EXERCISE →
Below is a block of records: output all of them exactly and leave out the pictures.

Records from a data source
┌────────
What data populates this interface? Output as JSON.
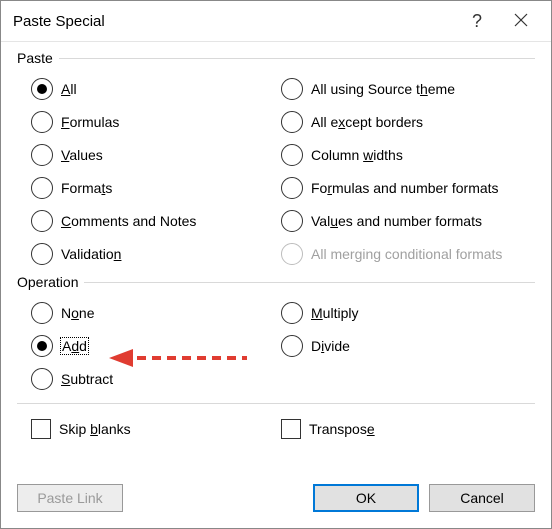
{
  "title": "Paste Special",
  "groups": {
    "paste": {
      "label": "Paste",
      "options_left": [
        {
          "label_pre": "",
          "accel": "A",
          "label_post": "ll",
          "checked": true,
          "disabled": false,
          "name": "radio-all"
        },
        {
          "label_pre": "",
          "accel": "F",
          "label_post": "ormulas",
          "checked": false,
          "disabled": false,
          "name": "radio-formulas"
        },
        {
          "label_pre": "",
          "accel": "V",
          "label_post": "alues",
          "checked": false,
          "disabled": false,
          "name": "radio-values"
        },
        {
          "label_pre": "Forma",
          "accel": "t",
          "label_post": "s",
          "checked": false,
          "disabled": false,
          "name": "radio-formats"
        },
        {
          "label_pre": "",
          "accel": "C",
          "label_post": "omments and Notes",
          "checked": false,
          "disabled": false,
          "name": "radio-comments"
        },
        {
          "label_pre": "Validatio",
          "accel": "n",
          "label_post": "",
          "checked": false,
          "disabled": false,
          "name": "radio-validation"
        }
      ],
      "options_right": [
        {
          "label_pre": "All using Source t",
          "accel": "h",
          "label_post": "eme",
          "checked": false,
          "disabled": false,
          "name": "radio-source-theme"
        },
        {
          "label_pre": "All e",
          "accel": "x",
          "label_post": "cept borders",
          "checked": false,
          "disabled": false,
          "name": "radio-except-borders"
        },
        {
          "label_pre": "Column ",
          "accel": "w",
          "label_post": "idths",
          "checked": false,
          "disabled": false,
          "name": "radio-column-widths"
        },
        {
          "label_pre": "Fo",
          "accel": "r",
          "label_post": "mulas and number formats",
          "checked": false,
          "disabled": false,
          "name": "radio-formulas-number-formats"
        },
        {
          "label_pre": "Val",
          "accel": "u",
          "label_post": "es and number formats",
          "checked": false,
          "disabled": false,
          "name": "radio-values-number-formats"
        },
        {
          "label_pre": "All mer",
          "accel": "g",
          "label_post": "ing conditional formats",
          "checked": false,
          "disabled": true,
          "name": "radio-merging-conditional"
        }
      ]
    },
    "operation": {
      "label": "Operation",
      "options_left": [
        {
          "label_pre": "N",
          "accel": "o",
          "label_post": "ne",
          "checked": false,
          "disabled": false,
          "name": "radio-none",
          "focus": false
        },
        {
          "label_pre": "A",
          "accel": "d",
          "label_post": "d",
          "checked": true,
          "disabled": false,
          "name": "radio-add",
          "focus": true
        },
        {
          "label_pre": "",
          "accel": "S",
          "label_post": "ubtract",
          "checked": false,
          "disabled": false,
          "name": "radio-subtract",
          "focus": false
        }
      ],
      "options_right": [
        {
          "label_pre": "",
          "accel": "M",
          "label_post": "ultiply",
          "checked": false,
          "disabled": false,
          "name": "radio-multiply"
        },
        {
          "label_pre": "D",
          "accel": "i",
          "label_post": "vide",
          "checked": false,
          "disabled": false,
          "name": "radio-divide"
        }
      ]
    }
  },
  "checkboxes": {
    "skip_blanks": {
      "label_pre": "Skip ",
      "accel": "b",
      "label_post": "lanks",
      "checked": false
    },
    "transpose": {
      "label_pre": "Transpos",
      "accel": "e",
      "label_post": "",
      "checked": false
    }
  },
  "buttons": {
    "paste_link": "Paste Link",
    "ok": "OK",
    "cancel": "Cancel"
  },
  "annotation": {
    "color": "#E03C31"
  }
}
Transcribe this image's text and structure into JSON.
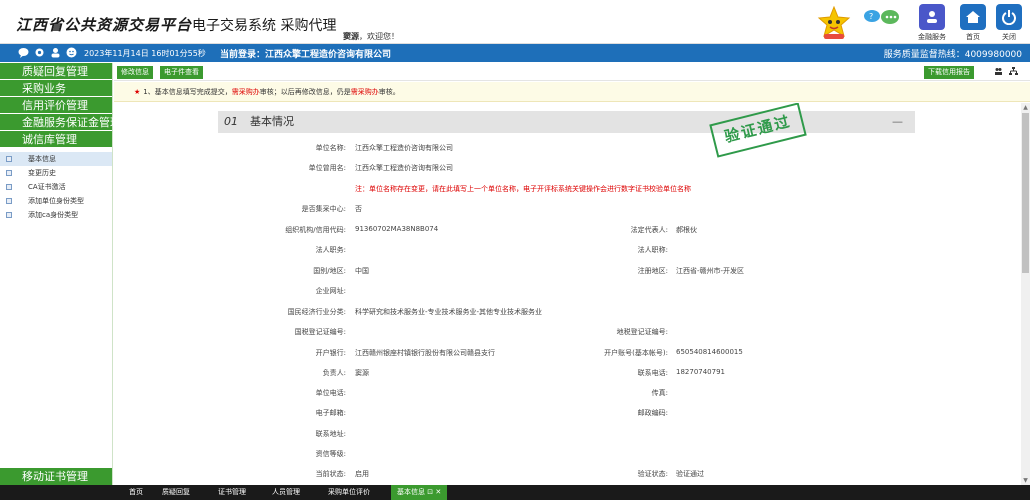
{
  "header": {
    "brand_bold": "江西省公共资源交易平台",
    "brand_sub": "电子交易系统  采购代理",
    "welcome_name": "窦源",
    "welcome_suffix": "，欢迎您！",
    "buttons": [
      {
        "label": "金融服务",
        "color": "#4a57c9"
      },
      {
        "label": "首页",
        "color": "#1f6fc0"
      },
      {
        "label": "关闭",
        "color": "#1f6fc0"
      }
    ]
  },
  "bluebar": {
    "datetime": "2023年11月14日 16时01分55秒",
    "login": "当前登录：江西众擎工程造价咨询有限公司",
    "hotline": "服务质量监督热线：4009980000"
  },
  "sidebar": {
    "menus": [
      "质疑回复管理",
      "采购业务",
      "信用评价管理",
      "金融服务保证金管理",
      "诚信库管理"
    ],
    "sub_items": [
      "基本信息",
      "变更历史",
      "CA证书激活",
      "添加单位身份类型",
      "添加ca身份类型"
    ],
    "bottom": "移动证书管理"
  },
  "toolbar": {
    "edit": "修改信息",
    "files": "电子件查看",
    "download": "下载信用报告"
  },
  "notice": {
    "star": "★",
    "p1": "1、基本信息填写完成提交，",
    "r1": "需采购办",
    "p2": "审核；以后再修改信息，仍是",
    "r2": "需采购办",
    "p3": "审核。"
  },
  "section": {
    "num": "01",
    "title": "基本情况",
    "collapse": "—",
    "stamp": "验证通过"
  },
  "form": {
    "unit_name_label": "单位名称:",
    "unit_name": "江西众擎工程造价咨询有限公司",
    "former_name_label": "单位曾用名:",
    "former_name": "江西众擎工程造价咨询有限公司",
    "note": "注：单位名称存在变更，请在此填写上一个单位名称，电子开评标系统关键操作会进行数字证书校验单位名称",
    "central_label": "是否集采中心:",
    "central": "否",
    "code_label": "组织机构/信用代码:",
    "code": "91360702MA38N8B074",
    "legal_rep_label": "法定代表人:",
    "legal_rep": "郝根伙",
    "legal_duty_label": "法人职务:",
    "legal_title_label": "法人职称:",
    "country_label": "国别/地区:",
    "country": "中国",
    "reg_area_label": "注册地区:",
    "reg_area": "江西省-赣州市-开发区",
    "website_label": "企业网址:",
    "industry_label": "国民经济行业分类:",
    "industry": "科学研究和技术服务业-专业技术服务业-其他专业技术服务业",
    "natl_tax_label": "国税登记证编号:",
    "local_tax_label": "地税登记证编号:",
    "bank_label": "开户银行:",
    "bank": "江西赣州银座村镇银行股份有限公司赣县支行",
    "account_label": "开户账号(基本帐号):",
    "account": "650540814600015",
    "principal_label": "负责人:",
    "principal": "窦源",
    "contact_phone_label": "联系电话:",
    "contact_phone": "18270740791",
    "unit_phone_label": "单位电话:",
    "fax_label": "传真:",
    "email_label": "电子邮箱:",
    "postcode_label": "邮政编码:",
    "address_label": "联系地址:",
    "credit_label": "资信等级:",
    "status_label": "当前状态:",
    "status": "启用",
    "verify_label": "验证状态:",
    "verify": "验证通过"
  },
  "bottombar": {
    "tabs": [
      "首页",
      "质疑回复",
      "证书管理",
      "人员管理",
      "采购单位评价"
    ],
    "active": "基本信息 ⊡ ✕"
  }
}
└────────
RESPONSE →
What data populates this interface? Output as JSON.
{
  "title": "Paste Special",
  "groups": {
    "paste": {
      "label": "Paste",
      "options_left": [
        {
          "label_pre": "",
          "accel": "A",
          "label_post": "ll",
          "checked": true,
          "disabled": false,
          "name": "radio-all"
        },
        {
          "label_pre": "",
          "accel": "F",
          "label_post": "ormulas",
          "checked": false,
          "disabled": false,
          "name": "radio-formulas"
        },
        {
          "label_pre": "",
          "accel": "V",
          "label_post": "alues",
          "checked": false,
          "disabled": false,
          "name": "radio-values"
        },
        {
          "label_pre": "Forma",
          "accel": "t",
          "label_post": "s",
          "checked": false,
          "disabled": false,
          "name": "radio-formats"
        },
        {
          "label_pre": "",
          "accel": "C",
          "label_post": "omments and Notes",
          "checked": false,
          "disabled": false,
          "name": "radio-comments"
        },
        {
          "label_pre": "Validatio",
          "accel": "n",
          "label_post": "",
          "checked": false,
          "disabled": false,
          "name": "radio-validation"
        }
      ],
      "options_right": [
        {
          "label_pre": "All using Source t",
          "accel": "h",
          "label_post": "eme",
          "checked": false,
          "disabled": false,
          "name": "radio-source-theme"
        },
        {
          "label_pre": "All e",
          "accel": "x",
          "label_post": "cept borders",
          "checked": false,
          "disabled": false,
          "name": "radio-except-borders"
        },
        {
          "label_pre": "Column ",
          "accel": "w",
          "label_post": "idths",
          "checked": false,
          "disabled": false,
          "name": "radio-column-widths"
        },
        {
          "label_pre": "Fo",
          "accel": "r",
          "label_post": "mulas and number formats",
          "checked": false,
          "disabled": false,
          "name": "radio-formulas-number-formats"
        },
        {
          "label_pre": "Val",
          "accel": "u",
          "label_post": "es and number formats",
          "checked": false,
          "disabled": false,
          "name": "radio-values-number-formats"
        },
        {
          "label_pre": "All mer",
          "accel": "g",
          "label_post": "ing conditional formats",
          "checked": false,
          "disabled": true,
          "name": "radio-merging-conditional"
        }
      ]
    },
    "operation": {
      "label": "Operation",
      "options_left": [
        {
          "label_pre": "N",
          "accel": "o",
          "label_post": "ne",
          "checked": false,
          "disabled": false,
          "name": "radio-none",
          "focus": false
        },
        {
          "label_pre": "A",
          "accel": "d",
          "label_post": "d",
          "checked": true,
          "disabled": false,
          "name": "radio-add",
          "focus": true
        },
        {
          "label_pre": "",
          "accel": "S",
          "label_post": "ubtract",
          "checked": false,
          "disabled": false,
          "name": "radio-subtract",
          "focus": false
        }
      ],
      "options_right": [
        {
          "label_pre": "",
          "accel": "M",
          "label_post": "ultiply",
          "checked": false,
          "disabled": false,
          "name": "radio-multiply"
        },
        {
          "label_pre": "D",
          "accel": "i",
          "label_post": "vide",
          "checked": false,
          "disabled": false,
          "name": "radio-divide"
        }
      ]
    }
  },
  "checkboxes": {
    "skip_blanks": {
      "label_pre": "Skip ",
      "accel": "b",
      "label_post": "lanks",
      "checked": false
    },
    "transpose": {
      "label_pre": "Transpos",
      "accel": "e",
      "label_post": "",
      "checked": false
    }
  },
  "buttons": {
    "paste_link": "Paste Link",
    "ok": "OK",
    "cancel": "Cancel"
  },
  "annotation": {
    "color": "#E03C31"
  }
}
Transcribe this image's text and structure into JSON.
{
  "header": {
    "brand_bold": "江西省公共资源交易平台",
    "brand_sub": "电子交易系统  采购代理",
    "welcome_name": "窦源",
    "welcome_suffix": "，欢迎您！",
    "buttons": [
      {
        "label": "金融服务",
        "color": "#4a57c9"
      },
      {
        "label": "首页",
        "color": "#1f6fc0"
      },
      {
        "label": "关闭",
        "color": "#1f6fc0"
      }
    ]
  },
  "bluebar": {
    "datetime": "2023年11月14日 16时01分55秒",
    "login": "当前登录：江西众擎工程造价咨询有限公司",
    "hotline": "服务质量监督热线：4009980000"
  },
  "sidebar": {
    "menus": [
      "质疑回复管理",
      "采购业务",
      "信用评价管理",
      "金融服务保证金管理",
      "诚信库管理"
    ],
    "sub_items": [
      "基本信息",
      "变更历史",
      "CA证书激活",
      "添加单位身份类型",
      "添加ca身份类型"
    ],
    "bottom": "移动证书管理"
  },
  "toolbar": {
    "edit": "修改信息",
    "files": "电子件查看",
    "download": "下载信用报告"
  },
  "notice": {
    "star": "★",
    "p1": "1、基本信息填写完成提交，",
    "r1": "需采购办",
    "p2": "审核；以后再修改信息，仍是",
    "r2": "需采购办",
    "p3": "审核。"
  },
  "section": {
    "num": "01",
    "title": "基本情况",
    "collapse": "—",
    "stamp": "验证通过"
  },
  "form": {
    "unit_name_label": "单位名称:",
    "unit_name": "江西众擎工程造价咨询有限公司",
    "former_name_label": "单位曾用名:",
    "former_name": "江西众擎工程造价咨询有限公司",
    "note": "注：单位名称存在变更，请在此填写上一个单位名称，电子开评标系统关键操作会进行数字证书校验单位名称",
    "central_label": "是否集采中心:",
    "central": "否",
    "code_label": "组织机构/信用代码:",
    "code": "91360702MA38N8B074",
    "legal_rep_label": "法定代表人:",
    "legal_rep": "郝根伙",
    "legal_duty_label": "法人职务:",
    "legal_title_label": "法人职称:",
    "country_label": "国别/地区:",
    "country": "中国",
    "reg_area_label": "注册地区:",
    "reg_area": "江西省-赣州市-开发区",
    "website_label": "企业网址:",
    "industry_label": "国民经济行业分类:",
    "industry": "科学研究和技术服务业-专业技术服务业-其他专业技术服务业",
    "natl_tax_label": "国税登记证编号:",
    "local_tax_label": "地税登记证编号:",
    "bank_label": "开户银行:",
    "bank": "江西赣州银座村镇银行股份有限公司赣县支行",
    "account_label": "开户账号(基本帐号):",
    "account": "650540814600015",
    "principal_label": "负责人:",
    "principal": "窦源",
    "contact_phone_label": "联系电话:",
    "contact_phone": "18270740791",
    "unit_phone_label": "单位电话:",
    "fax_label": "传真:",
    "email_label": "电子邮箱:",
    "postcode_label": "邮政编码:",
    "address_label": "联系地址:",
    "credit_label": "资信等级:",
    "status_label": "当前状态:",
    "status": "启用",
    "verify_label": "验证状态:",
    "verify": "验证通过"
  },
  "bottombar": {
    "tabs": [
      "首页",
      "质疑回复",
      "证书管理",
      "人员管理",
      "采购单位评价"
    ],
    "active": "基本信息 ⊡ ✕"
  }
}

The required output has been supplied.